BEGIN Given data
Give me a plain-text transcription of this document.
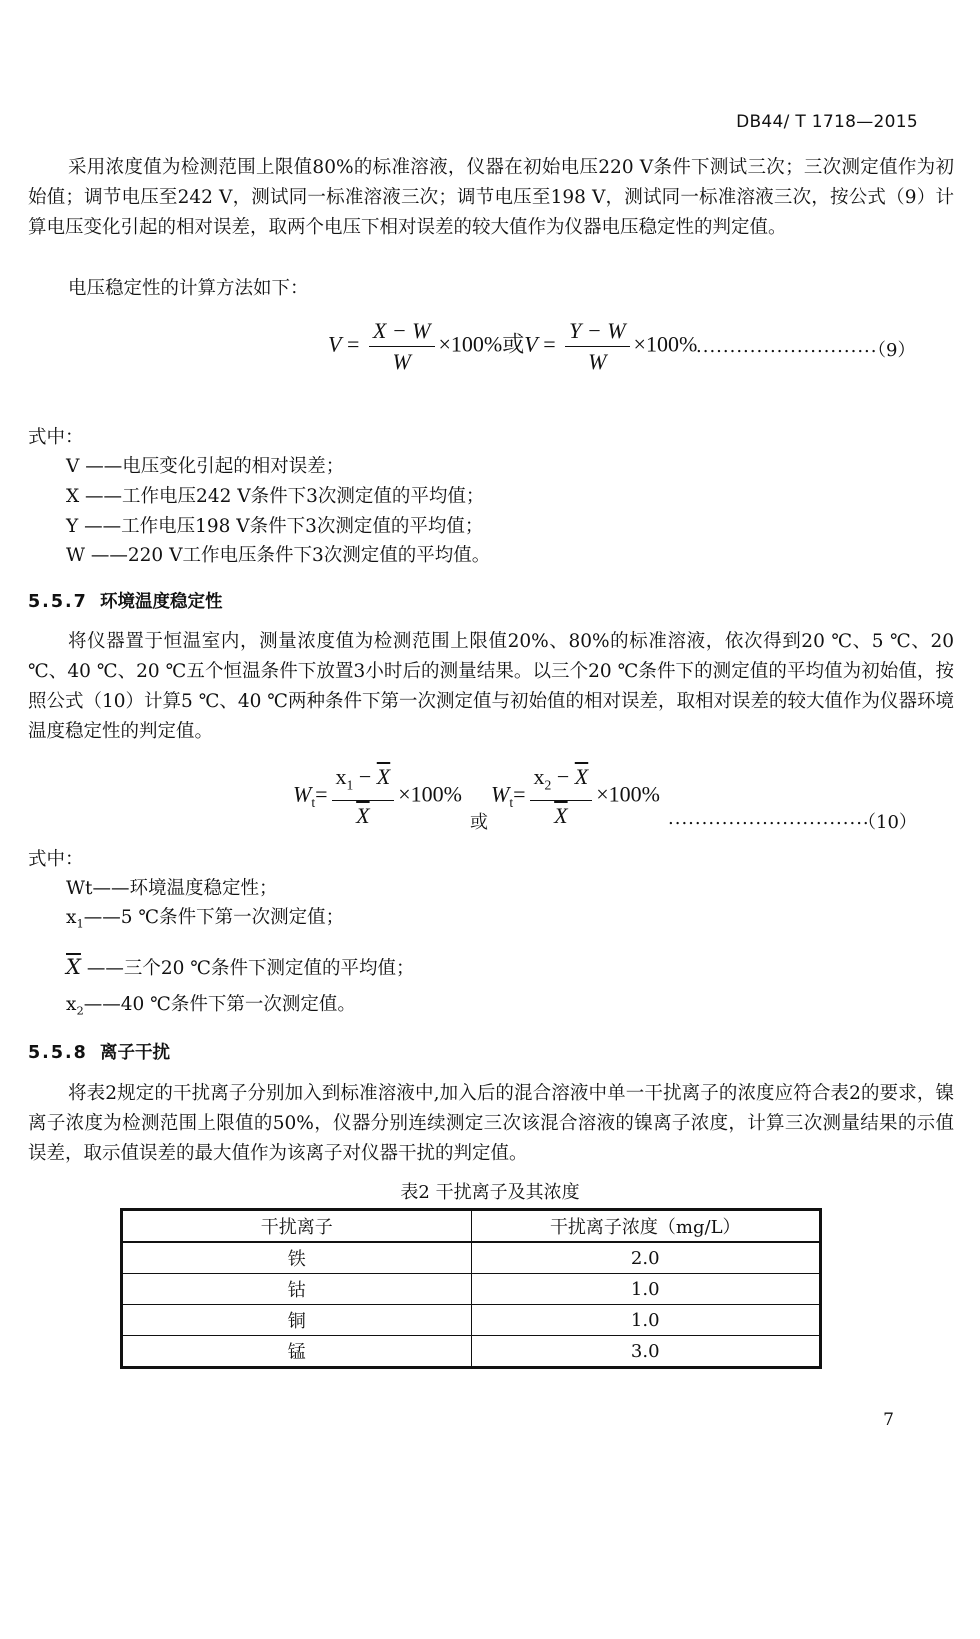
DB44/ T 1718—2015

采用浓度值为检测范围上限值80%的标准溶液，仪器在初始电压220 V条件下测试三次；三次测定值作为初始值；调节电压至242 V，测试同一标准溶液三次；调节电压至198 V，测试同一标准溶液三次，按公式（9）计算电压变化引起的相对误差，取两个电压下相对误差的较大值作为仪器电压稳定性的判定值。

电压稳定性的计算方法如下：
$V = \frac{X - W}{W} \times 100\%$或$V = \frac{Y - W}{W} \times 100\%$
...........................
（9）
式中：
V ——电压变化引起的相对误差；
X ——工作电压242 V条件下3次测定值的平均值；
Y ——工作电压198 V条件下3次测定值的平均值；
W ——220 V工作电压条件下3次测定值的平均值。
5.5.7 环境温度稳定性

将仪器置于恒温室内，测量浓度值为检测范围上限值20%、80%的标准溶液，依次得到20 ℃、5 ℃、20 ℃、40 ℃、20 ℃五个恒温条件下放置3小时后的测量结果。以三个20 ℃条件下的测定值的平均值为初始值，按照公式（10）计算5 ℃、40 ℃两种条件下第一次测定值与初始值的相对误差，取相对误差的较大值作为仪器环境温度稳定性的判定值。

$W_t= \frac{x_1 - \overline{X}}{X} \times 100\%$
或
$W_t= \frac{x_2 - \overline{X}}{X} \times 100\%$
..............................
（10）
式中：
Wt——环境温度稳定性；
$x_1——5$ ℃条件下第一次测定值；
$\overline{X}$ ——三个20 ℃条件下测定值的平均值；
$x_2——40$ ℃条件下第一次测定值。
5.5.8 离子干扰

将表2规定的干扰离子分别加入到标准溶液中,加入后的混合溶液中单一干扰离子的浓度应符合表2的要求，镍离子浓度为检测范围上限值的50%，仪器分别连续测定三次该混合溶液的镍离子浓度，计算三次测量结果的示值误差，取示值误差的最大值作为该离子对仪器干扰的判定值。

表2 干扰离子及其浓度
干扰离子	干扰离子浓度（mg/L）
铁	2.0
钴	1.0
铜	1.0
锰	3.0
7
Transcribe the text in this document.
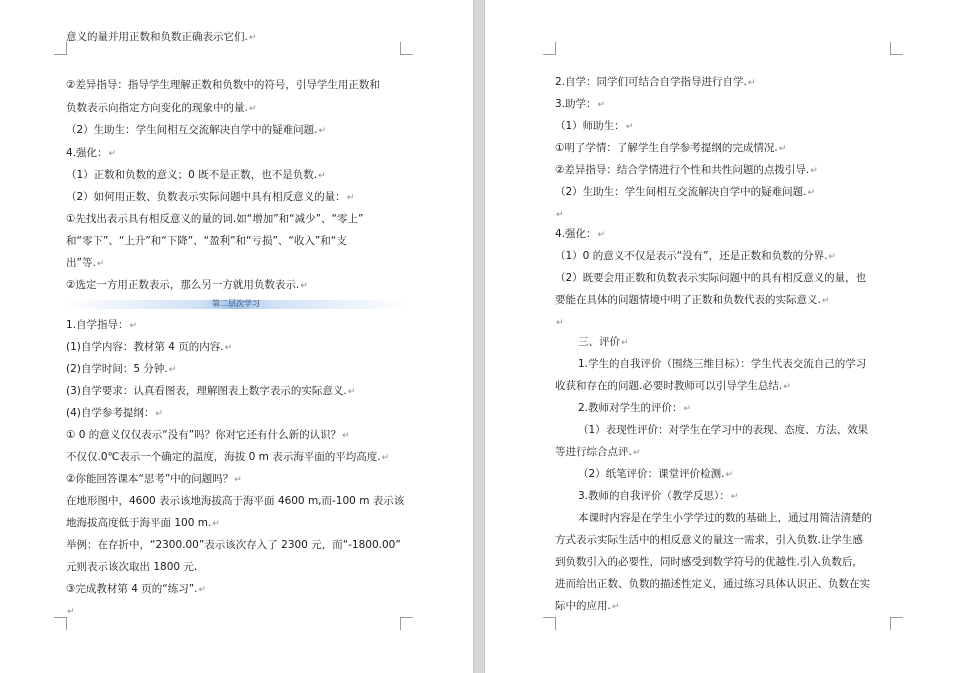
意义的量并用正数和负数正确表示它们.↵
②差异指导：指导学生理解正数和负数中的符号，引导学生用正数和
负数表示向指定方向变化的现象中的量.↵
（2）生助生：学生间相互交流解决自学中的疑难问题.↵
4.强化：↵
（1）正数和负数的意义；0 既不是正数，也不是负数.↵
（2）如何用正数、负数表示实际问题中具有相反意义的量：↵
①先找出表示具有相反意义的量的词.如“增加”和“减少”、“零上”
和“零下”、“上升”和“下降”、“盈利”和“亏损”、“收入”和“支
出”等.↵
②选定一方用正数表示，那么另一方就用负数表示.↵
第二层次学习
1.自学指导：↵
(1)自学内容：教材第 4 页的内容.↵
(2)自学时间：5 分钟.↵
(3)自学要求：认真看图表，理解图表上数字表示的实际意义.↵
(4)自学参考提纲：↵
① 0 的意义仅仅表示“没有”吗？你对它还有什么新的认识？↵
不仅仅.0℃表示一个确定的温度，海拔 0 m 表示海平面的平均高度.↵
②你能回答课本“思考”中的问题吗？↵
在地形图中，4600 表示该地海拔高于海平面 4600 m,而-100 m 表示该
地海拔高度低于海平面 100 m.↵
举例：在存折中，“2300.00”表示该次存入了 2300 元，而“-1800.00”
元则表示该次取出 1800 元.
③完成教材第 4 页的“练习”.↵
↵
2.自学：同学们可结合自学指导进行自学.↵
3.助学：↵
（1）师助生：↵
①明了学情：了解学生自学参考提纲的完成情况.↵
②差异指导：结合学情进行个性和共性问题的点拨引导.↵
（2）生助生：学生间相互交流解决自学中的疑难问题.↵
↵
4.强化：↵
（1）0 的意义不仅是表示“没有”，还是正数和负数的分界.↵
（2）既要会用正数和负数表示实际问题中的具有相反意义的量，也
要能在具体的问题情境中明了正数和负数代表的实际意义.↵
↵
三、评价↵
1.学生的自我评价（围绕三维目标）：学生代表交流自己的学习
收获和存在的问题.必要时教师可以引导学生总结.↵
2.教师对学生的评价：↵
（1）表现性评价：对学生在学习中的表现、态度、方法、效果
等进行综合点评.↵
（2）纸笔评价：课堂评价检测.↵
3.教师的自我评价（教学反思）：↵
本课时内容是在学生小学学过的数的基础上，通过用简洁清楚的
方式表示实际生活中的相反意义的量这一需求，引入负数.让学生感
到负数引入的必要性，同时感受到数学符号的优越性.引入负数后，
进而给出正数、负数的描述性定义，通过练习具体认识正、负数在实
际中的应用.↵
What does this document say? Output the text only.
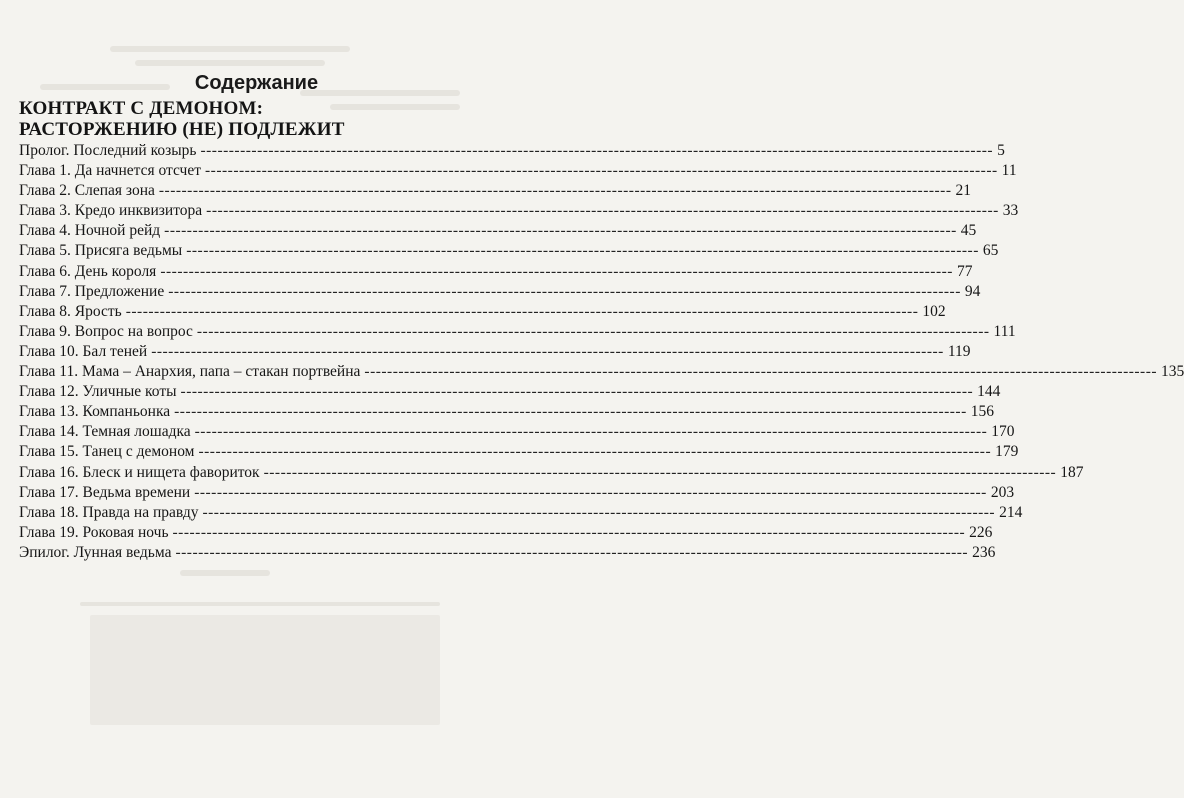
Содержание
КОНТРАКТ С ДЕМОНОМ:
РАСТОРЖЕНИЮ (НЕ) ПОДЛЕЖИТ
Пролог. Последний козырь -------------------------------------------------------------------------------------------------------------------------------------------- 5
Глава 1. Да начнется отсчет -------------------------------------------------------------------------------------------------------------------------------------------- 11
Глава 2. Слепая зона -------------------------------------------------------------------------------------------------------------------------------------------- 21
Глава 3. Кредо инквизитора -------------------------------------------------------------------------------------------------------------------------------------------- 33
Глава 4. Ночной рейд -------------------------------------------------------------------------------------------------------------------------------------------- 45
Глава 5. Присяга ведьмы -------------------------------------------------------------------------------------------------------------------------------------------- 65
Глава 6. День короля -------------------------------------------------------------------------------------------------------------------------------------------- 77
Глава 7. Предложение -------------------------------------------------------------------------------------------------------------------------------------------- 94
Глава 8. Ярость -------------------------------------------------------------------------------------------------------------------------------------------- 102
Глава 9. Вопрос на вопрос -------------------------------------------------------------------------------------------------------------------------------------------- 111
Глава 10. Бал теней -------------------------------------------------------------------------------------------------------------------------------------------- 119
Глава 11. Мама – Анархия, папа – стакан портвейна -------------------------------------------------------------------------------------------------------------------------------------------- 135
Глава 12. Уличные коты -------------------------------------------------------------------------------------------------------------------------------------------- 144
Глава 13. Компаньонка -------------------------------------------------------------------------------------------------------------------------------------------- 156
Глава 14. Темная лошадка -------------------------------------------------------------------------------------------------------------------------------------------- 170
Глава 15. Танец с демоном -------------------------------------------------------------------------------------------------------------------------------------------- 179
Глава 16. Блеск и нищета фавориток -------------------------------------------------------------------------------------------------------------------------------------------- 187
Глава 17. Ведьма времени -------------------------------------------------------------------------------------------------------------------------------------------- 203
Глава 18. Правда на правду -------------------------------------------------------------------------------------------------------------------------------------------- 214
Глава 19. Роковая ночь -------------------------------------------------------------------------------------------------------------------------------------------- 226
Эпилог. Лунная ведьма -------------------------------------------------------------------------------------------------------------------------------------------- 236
END Given data
*Short problem*
Pull out all lines from the listing that contain the string "②差异指导".

*Output of the exercise*
②差异指导：指导学生理解正数和负数中的符号，引导学生用正数和
②差异指导：结合学情进行个性和共性问题的点拨引导.↵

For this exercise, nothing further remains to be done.